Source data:
━━━━━━━━

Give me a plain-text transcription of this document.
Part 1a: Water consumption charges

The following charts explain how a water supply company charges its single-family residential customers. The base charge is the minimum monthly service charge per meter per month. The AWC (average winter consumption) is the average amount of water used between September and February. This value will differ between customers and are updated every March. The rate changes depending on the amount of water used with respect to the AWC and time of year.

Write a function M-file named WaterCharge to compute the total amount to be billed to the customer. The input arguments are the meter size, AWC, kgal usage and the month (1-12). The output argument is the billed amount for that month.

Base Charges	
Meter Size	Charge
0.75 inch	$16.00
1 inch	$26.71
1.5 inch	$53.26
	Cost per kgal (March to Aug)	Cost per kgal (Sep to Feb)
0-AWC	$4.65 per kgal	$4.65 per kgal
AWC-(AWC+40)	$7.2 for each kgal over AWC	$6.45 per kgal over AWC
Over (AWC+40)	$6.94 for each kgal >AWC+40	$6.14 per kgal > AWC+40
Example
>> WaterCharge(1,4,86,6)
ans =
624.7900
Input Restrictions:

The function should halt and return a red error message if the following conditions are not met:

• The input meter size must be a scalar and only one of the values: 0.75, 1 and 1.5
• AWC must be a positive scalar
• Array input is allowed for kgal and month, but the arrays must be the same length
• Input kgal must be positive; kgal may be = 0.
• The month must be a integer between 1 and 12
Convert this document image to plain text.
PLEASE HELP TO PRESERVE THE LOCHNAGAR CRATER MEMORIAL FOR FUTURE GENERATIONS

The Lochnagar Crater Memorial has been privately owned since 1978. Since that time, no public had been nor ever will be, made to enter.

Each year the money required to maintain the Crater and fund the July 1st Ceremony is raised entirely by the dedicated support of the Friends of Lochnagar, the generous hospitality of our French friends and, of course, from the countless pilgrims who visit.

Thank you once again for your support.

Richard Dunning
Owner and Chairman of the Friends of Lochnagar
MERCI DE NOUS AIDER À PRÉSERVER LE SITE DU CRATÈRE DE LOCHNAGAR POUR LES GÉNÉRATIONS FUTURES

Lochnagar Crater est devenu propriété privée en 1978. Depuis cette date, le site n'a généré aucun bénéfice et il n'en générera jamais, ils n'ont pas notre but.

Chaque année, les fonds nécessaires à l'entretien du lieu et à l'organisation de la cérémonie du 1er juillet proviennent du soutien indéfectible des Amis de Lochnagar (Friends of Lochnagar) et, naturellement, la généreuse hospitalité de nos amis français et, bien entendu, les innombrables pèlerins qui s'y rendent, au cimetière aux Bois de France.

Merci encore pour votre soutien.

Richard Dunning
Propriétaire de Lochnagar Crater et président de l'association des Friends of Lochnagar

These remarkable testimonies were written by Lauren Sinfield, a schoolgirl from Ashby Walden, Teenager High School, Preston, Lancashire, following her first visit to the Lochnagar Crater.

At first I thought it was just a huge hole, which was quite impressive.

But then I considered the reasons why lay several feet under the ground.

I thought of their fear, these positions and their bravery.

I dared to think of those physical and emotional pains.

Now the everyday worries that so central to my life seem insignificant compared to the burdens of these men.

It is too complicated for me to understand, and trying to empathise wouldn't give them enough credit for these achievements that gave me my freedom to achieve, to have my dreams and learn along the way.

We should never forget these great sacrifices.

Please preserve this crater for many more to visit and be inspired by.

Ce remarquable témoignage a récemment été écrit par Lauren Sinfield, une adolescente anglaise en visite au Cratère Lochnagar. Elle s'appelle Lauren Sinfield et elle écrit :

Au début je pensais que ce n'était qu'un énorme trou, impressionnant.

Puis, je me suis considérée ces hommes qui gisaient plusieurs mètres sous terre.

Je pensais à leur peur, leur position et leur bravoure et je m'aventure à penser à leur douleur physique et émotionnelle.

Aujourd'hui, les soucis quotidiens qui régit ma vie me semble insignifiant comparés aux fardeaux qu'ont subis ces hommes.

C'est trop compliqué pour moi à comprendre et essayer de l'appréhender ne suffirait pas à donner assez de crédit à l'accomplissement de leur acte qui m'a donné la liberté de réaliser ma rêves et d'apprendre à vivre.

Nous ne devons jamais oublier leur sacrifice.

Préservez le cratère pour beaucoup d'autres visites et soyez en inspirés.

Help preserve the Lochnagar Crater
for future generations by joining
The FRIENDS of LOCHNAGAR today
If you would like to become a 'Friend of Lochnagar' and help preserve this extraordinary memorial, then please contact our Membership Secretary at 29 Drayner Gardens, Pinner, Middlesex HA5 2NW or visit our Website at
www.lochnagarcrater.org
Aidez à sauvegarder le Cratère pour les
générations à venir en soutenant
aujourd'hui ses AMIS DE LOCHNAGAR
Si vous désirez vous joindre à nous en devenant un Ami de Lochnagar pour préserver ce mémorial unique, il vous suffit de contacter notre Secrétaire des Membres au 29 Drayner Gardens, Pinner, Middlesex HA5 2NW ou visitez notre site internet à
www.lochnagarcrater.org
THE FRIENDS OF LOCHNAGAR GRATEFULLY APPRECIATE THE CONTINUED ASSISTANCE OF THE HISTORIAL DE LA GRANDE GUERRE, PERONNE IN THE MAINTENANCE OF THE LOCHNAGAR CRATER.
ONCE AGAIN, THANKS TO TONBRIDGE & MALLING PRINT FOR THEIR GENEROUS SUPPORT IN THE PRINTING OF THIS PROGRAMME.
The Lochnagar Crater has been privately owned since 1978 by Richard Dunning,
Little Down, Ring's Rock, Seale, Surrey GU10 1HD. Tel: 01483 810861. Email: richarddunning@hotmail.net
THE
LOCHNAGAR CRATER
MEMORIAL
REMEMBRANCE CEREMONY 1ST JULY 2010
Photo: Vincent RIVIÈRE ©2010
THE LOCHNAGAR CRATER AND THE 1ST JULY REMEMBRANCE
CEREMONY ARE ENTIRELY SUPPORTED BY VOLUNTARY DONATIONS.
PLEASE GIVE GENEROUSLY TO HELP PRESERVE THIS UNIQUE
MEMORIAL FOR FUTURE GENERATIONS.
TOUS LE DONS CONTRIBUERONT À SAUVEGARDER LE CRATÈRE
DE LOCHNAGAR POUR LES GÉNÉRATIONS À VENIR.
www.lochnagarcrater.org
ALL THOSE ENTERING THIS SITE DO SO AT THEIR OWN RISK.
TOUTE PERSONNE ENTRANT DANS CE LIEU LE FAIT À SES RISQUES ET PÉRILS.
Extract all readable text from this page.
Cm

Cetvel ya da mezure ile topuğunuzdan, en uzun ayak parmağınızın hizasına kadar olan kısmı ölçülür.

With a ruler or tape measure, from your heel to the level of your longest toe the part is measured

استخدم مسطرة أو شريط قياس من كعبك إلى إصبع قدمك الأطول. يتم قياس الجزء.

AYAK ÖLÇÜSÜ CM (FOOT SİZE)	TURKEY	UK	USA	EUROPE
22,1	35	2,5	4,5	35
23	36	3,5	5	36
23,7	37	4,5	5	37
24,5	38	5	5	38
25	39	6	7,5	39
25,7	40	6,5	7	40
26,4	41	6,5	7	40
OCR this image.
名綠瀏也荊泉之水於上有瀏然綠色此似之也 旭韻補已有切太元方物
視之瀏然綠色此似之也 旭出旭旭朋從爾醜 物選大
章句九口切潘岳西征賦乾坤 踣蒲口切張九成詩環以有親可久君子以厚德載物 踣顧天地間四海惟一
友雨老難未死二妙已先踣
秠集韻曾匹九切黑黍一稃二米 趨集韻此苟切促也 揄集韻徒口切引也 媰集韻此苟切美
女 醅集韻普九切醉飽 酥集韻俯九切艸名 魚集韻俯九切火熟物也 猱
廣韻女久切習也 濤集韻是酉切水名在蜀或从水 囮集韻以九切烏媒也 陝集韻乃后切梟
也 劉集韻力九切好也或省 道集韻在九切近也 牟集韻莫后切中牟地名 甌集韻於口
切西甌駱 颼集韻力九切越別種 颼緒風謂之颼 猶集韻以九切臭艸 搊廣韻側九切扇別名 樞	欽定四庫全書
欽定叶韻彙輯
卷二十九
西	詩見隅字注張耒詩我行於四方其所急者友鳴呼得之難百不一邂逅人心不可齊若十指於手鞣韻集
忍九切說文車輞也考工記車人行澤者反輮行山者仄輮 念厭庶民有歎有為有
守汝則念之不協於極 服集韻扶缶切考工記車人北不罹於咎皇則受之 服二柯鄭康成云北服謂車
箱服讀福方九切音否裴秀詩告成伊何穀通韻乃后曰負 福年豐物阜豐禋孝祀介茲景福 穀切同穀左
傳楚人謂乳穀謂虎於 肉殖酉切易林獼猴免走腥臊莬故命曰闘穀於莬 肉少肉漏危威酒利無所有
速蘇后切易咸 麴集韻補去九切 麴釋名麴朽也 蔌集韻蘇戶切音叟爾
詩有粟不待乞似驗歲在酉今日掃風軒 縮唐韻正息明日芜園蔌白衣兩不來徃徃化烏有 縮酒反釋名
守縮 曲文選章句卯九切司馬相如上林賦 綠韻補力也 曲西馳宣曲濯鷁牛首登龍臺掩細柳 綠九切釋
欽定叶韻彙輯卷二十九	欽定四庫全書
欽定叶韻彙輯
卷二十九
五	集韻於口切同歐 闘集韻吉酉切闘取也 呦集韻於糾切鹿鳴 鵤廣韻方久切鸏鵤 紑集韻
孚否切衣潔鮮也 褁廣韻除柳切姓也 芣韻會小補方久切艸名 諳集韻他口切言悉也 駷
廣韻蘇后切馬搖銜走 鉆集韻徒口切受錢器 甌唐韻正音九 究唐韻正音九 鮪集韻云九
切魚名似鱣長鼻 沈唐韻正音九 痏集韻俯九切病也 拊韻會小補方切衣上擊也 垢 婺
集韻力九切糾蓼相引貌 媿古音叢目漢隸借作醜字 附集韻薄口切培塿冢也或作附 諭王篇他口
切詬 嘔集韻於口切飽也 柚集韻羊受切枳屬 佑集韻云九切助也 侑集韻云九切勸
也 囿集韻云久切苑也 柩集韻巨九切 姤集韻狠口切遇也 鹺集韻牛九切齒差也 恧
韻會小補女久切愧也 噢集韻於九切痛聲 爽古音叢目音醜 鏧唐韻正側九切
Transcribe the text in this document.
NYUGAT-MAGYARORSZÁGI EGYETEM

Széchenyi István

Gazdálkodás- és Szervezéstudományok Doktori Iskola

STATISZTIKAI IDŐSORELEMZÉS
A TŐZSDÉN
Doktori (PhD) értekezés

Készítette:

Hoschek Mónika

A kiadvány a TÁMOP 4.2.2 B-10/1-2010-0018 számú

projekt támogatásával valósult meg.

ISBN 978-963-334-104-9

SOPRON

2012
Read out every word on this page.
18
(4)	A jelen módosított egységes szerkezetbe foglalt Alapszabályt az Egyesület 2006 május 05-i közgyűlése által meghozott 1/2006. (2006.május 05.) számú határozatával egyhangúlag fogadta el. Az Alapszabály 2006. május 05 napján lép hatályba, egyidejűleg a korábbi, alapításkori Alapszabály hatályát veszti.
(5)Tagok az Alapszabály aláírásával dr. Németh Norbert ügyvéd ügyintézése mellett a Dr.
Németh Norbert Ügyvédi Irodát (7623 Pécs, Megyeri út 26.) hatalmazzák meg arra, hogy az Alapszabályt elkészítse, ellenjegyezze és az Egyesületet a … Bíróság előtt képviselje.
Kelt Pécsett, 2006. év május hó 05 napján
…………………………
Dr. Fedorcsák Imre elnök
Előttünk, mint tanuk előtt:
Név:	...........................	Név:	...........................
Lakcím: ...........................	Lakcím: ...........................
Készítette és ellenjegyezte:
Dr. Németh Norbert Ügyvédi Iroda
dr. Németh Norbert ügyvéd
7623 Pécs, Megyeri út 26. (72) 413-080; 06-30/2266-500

━━━━━━━━

» DIRECTIONS
Gather all lines with the string "page" from the data.

» FULL SOLUTION
Extract all readable text from this page.
Read out every word on this page.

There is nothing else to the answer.